### What needs to be done:
Exact repetition of every record is required.

### Records provided:

= Beginning of Section =

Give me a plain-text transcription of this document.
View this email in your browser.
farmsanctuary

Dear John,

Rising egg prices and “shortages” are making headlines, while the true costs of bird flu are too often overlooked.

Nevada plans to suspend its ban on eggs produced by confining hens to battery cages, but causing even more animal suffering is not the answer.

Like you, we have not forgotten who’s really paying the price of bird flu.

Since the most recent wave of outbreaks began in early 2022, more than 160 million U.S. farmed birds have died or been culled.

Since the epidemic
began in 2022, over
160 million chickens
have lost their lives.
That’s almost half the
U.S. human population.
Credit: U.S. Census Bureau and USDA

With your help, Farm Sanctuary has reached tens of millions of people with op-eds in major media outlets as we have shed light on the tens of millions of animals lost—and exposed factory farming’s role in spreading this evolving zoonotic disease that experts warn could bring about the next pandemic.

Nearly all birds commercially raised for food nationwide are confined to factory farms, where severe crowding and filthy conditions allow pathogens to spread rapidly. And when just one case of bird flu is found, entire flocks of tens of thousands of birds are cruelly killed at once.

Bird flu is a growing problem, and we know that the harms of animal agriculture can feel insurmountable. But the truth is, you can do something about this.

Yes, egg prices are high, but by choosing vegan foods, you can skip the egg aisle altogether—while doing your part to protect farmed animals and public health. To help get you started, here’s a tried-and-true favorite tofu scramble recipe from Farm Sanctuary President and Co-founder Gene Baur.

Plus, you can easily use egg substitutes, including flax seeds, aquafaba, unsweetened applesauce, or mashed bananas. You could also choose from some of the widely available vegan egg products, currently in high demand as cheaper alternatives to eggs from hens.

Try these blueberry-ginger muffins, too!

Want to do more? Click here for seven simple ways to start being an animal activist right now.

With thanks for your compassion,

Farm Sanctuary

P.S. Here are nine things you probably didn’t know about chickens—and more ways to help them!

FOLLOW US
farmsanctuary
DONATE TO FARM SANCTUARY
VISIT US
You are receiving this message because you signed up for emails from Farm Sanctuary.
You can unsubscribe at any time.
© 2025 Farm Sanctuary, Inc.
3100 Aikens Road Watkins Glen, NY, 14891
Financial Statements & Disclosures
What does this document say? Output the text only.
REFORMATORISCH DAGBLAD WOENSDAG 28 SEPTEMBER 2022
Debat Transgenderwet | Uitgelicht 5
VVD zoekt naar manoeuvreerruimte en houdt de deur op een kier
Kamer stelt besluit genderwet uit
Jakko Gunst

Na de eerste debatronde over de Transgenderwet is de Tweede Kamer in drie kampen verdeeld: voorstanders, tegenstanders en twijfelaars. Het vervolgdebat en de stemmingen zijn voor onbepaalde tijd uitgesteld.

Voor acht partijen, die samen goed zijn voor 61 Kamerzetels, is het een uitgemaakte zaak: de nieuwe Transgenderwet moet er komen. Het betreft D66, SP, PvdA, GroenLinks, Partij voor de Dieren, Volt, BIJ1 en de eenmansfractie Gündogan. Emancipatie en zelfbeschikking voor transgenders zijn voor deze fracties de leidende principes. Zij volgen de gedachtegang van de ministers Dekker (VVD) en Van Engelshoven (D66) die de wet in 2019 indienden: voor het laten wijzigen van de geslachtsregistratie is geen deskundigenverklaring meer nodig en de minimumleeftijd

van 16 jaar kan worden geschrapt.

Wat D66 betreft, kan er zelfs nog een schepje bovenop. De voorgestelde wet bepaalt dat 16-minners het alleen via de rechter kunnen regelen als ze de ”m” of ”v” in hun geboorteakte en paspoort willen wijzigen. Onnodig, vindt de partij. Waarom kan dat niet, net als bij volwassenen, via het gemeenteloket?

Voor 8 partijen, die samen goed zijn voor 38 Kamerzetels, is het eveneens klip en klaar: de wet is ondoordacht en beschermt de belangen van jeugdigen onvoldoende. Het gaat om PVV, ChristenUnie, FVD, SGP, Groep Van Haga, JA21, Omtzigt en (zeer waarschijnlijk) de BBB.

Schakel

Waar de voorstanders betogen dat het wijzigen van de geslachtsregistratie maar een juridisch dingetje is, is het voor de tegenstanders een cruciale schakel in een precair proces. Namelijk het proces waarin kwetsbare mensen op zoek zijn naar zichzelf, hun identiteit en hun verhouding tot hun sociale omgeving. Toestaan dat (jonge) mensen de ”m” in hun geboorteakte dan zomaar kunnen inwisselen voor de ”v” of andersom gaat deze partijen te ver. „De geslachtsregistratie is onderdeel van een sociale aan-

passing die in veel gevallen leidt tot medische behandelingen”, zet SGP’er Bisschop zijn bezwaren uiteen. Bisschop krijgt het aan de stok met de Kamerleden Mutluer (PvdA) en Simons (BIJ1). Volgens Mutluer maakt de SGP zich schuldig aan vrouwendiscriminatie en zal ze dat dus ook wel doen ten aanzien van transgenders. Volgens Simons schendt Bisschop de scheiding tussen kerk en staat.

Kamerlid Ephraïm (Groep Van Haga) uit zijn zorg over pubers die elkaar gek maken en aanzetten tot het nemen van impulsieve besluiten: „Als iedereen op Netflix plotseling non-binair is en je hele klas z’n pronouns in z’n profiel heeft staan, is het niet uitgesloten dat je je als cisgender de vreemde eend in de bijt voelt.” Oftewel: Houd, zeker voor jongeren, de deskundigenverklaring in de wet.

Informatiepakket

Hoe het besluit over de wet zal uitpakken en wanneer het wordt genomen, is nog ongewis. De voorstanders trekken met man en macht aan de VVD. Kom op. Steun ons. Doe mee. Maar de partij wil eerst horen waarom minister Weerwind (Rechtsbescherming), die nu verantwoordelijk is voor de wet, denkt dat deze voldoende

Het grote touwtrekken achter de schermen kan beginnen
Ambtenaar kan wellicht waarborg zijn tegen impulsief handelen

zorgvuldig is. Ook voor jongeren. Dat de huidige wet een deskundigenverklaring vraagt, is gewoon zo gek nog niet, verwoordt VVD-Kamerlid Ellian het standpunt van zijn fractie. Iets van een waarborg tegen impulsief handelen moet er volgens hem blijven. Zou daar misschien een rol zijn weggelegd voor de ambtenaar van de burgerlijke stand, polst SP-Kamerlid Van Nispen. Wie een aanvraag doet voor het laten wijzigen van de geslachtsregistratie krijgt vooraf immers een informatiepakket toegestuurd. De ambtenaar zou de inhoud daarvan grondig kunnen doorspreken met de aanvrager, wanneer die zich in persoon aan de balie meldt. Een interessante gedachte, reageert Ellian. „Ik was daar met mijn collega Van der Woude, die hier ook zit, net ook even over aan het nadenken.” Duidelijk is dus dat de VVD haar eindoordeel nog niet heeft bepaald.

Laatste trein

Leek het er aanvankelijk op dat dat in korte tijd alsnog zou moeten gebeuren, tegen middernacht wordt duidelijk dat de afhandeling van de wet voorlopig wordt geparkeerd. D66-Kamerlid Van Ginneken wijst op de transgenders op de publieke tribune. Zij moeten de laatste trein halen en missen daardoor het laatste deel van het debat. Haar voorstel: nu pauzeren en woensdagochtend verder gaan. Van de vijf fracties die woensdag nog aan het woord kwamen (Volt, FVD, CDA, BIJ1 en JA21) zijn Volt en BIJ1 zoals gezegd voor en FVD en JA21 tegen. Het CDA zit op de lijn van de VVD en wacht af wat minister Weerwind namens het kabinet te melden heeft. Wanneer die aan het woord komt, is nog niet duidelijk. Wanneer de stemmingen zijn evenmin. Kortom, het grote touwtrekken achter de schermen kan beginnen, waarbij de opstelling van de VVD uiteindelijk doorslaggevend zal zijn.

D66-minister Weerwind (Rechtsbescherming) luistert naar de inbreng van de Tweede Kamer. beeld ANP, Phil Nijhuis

= End of Section =

### Output of the exercise:
Give me a plain-text transcription of this document.
View this email in your browser.
farmsanctuary

Dear John,

Rising egg prices and “shortages” are making headlines, while the true costs of bird flu are too often overlooked.

Nevada plans to suspend its ban on eggs produced by confining hens to battery cages, but causing even more animal suffering is not the answer.

Like you, we have not forgotten who’s really paying the price of bird flu.

Since the most recent wave of outbreaks began in early 2022, more than 160 million U.S. farmed birds have died or been culled.

Since the epidemic
began in 2022, over
160 million chickens
have lost their lives.
That’s almost half the
U.S. human population.
Credit: U.S. Census Bureau and USDA

With your help, Farm Sanctuary has reached tens of millions of people with op-eds in major media outlets as we have shed light on the tens of millions of animals lost—and exposed factory farming’s role in spreading this evolving zoonotic disease that experts warn could bring about the next pandemic.

Nearly all birds commercially raised for food nationwide are confined to factory farms, where severe crowding and filthy conditions allow pathogens to spread rapidly. And when just one case of bird flu is found, entire flocks of tens of thousands of birds are cruelly killed at once.

Bird flu is a growing problem, and we know that the harms of animal agriculture can feel insurmountable. But the truth is, you can do something about this.

Yes, egg prices are high, but by choosing vegan foods, you can skip the egg aisle altogether—while doing your part to protect farmed animals and public health. To help get you started, here’s a tried-and-true favorite tofu scramble recipe from Farm Sanctuary President and Co-founder Gene Baur.

Plus, you can easily use egg substitutes, including flax seeds, aquafaba, unsweetened applesauce, or mashed bananas. You could also choose from some of the widely available vegan egg products, currently in high demand as cheaper alternatives to eggs from hens.

Try these blueberry-ginger muffins, too!

Want to do more? Click here for seven simple ways to start being an animal activist right now.

With thanks for your compassion,

Farm Sanctuary

P.S. Here are nine things you probably didn’t know about chickens—and more ways to help them!

FOLLOW US
farmsanctuary
DONATE TO FARM SANCTUARY
VISIT US
You are receiving this message because you signed up for emails from Farm Sanctuary.
You can unsubscribe at any time.
© 2025 Farm Sanctuary, Inc.
3100 Aikens Road Watkins Glen, NY, 14891
Financial Statements & Disclosures
What does this document say? Output the text only.
REFORMATORISCH DAGBLAD WOENSDAG 28 SEPTEMBER 2022
Debat Transgenderwet | Uitgelicht 5
VVD zoekt naar manoeuvreerruimte en houdt de deur op een kier
Kamer stelt besluit genderwet uit
Jakko Gunst

Na de eerste debatronde over de Transgenderwet is de Tweede Kamer in drie kampen verdeeld: voorstanders, tegenstanders en twijfelaars. Het vervolgdebat en de stemmingen zijn voor onbepaalde tijd uitgesteld.

Voor acht partijen, die samen goed zijn voor 61 Kamerzetels, is het een uitgemaakte zaak: de nieuwe Transgenderwet moet er komen. Het betreft D66, SP, PvdA, GroenLinks, Partij voor de Dieren, Volt, BIJ1 en de eenmansfractie Gündogan. Emancipatie en zelfbeschikking voor transgenders zijn voor deze fracties de leidende principes. Zij volgen de gedachtegang van de ministers Dekker (VVD) en Van Engelshoven (D66) die de wet in 2019 indienden: voor het laten wijzigen van de geslachtsregistratie is geen deskundigenverklaring meer nodig en de minimumleeftijd

van 16 jaar kan worden geschrapt.

Wat D66 betreft, kan er zelfs nog een schepje bovenop. De voorgestelde wet bepaalt dat 16-minners het alleen via de rechter kunnen regelen als ze de ”m” of ”v” in hun geboorteakte en paspoort willen wijzigen. Onnodig, vindt de partij. Waarom kan dat niet, net als bij volwassenen, via het gemeenteloket?

Voor 8 partijen, die samen goed zijn voor 38 Kamerzetels, is het eveneens klip en klaar: de wet is ondoordacht en beschermt de belangen van jeugdigen onvoldoende. Het gaat om PVV, ChristenUnie, FVD, SGP, Groep Van Haga, JA21, Omtzigt en (zeer waarschijnlijk) de BBB.

Schakel

Waar de voorstanders betogen dat het wijzigen van de geslachtsregistratie maar een juridisch dingetje is, is het voor de tegenstanders een cruciale schakel in een precair proces. Namelijk het proces waarin kwetsbare mensen op zoek zijn naar zichzelf, hun identiteit en hun verhouding tot hun sociale omgeving. Toestaan dat (jonge) mensen de ”m” in hun geboorteakte dan zomaar kunnen inwisselen voor de ”v” of andersom gaat deze partijen te ver. „De geslachtsregistratie is onderdeel van een sociale aan-

passing die in veel gevallen leidt tot medische behandelingen”, zet SGP’er Bisschop zijn bezwaren uiteen. Bisschop krijgt het aan de stok met de Kamerleden Mutluer (PvdA) en Simons (BIJ1). Volgens Mutluer maakt de SGP zich schuldig aan vrouwendiscriminatie en zal ze dat dus ook wel doen ten aanzien van transgenders. Volgens Simons schendt Bisschop de scheiding tussen kerk en staat.

Kamerlid Ephraïm (Groep Van Haga) uit zijn zorg over pubers die elkaar gek maken en aanzetten tot het nemen van impulsieve besluiten: „Als iedereen op Netflix plotseling non-binair is en je hele klas z’n pronouns in z’n profiel heeft staan, is het niet uitgesloten dat je je als cisgender de vreemde eend in de bijt voelt.” Oftewel: Houd, zeker voor jongeren, de deskundigenverklaring in de wet.

Informatiepakket

Hoe het besluit over de wet zal uitpakken en wanneer het wordt genomen, is nog ongewis. De voorstanders trekken met man en macht aan de VVD. Kom op. Steun ons. Doe mee. Maar de partij wil eerst horen waarom minister Weerwind (Rechtsbescherming), die nu verantwoordelijk is voor de wet, denkt dat deze voldoende

Het grote touwtrekken achter de schermen kan beginnen
Ambtenaar kan wellicht waarborg zijn tegen impulsief handelen

zorgvuldig is. Ook voor jongeren. Dat de huidige wet een deskundigenverklaring vraagt, is gewoon zo gek nog niet, verwoordt VVD-Kamerlid Ellian het standpunt van zijn fractie. Iets van een waarborg tegen impulsief handelen moet er volgens hem blijven. Zou daar misschien een rol zijn weggelegd voor de ambtenaar van de burgerlijke stand, polst SP-Kamerlid Van Nispen. Wie een aanvraag doet voor het laten wijzigen van de geslachtsregistratie krijgt vooraf immers een informatiepakket toegestuurd. De ambtenaar zou de inhoud daarvan grondig kunnen doorspreken met de aanvrager, wanneer die zich in persoon aan de balie meldt. Een interessante gedachte, reageert Ellian. „Ik was daar met mijn collega Van der Woude, die hier ook zit, net ook even over aan het nadenken.” Duidelijk is dus dat de VVD haar eindoordeel nog niet heeft bepaald.

Laatste trein

Leek het er aanvankelijk op dat dat in korte tijd alsnog zou moeten gebeuren, tegen middernacht wordt duidelijk dat de afhandeling van de wet voorlopig wordt geparkeerd. D66-Kamerlid Van Ginneken wijst op de transgenders op de publieke tribune. Zij moeten de laatste trein halen en missen daardoor het laatste deel van het debat. Haar voorstel: nu pauzeren en woensdagochtend verder gaan. Van de vijf fracties die woensdag nog aan het woord kwamen (Volt, FVD, CDA, BIJ1 en JA21) zijn Volt en BIJ1 zoals gezegd voor en FVD en JA21 tegen. Het CDA zit op de lijn van de VVD en wacht af wat minister Weerwind namens het kabinet te melden heeft. Wanneer die aan het woord komt, is nog niet duidelijk. Wanneer de stemmingen zijn evenmin. Kortom, het grote touwtrekken achter de schermen kan beginnen, waarbij de opstelling van de VVD uiteindelijk doorslaggevend zal zijn.

D66-minister Weerwind (Rechtsbescherming) luistert naar de inbreng van de Tweede Kamer. beeld ANP, Phil Nijhuis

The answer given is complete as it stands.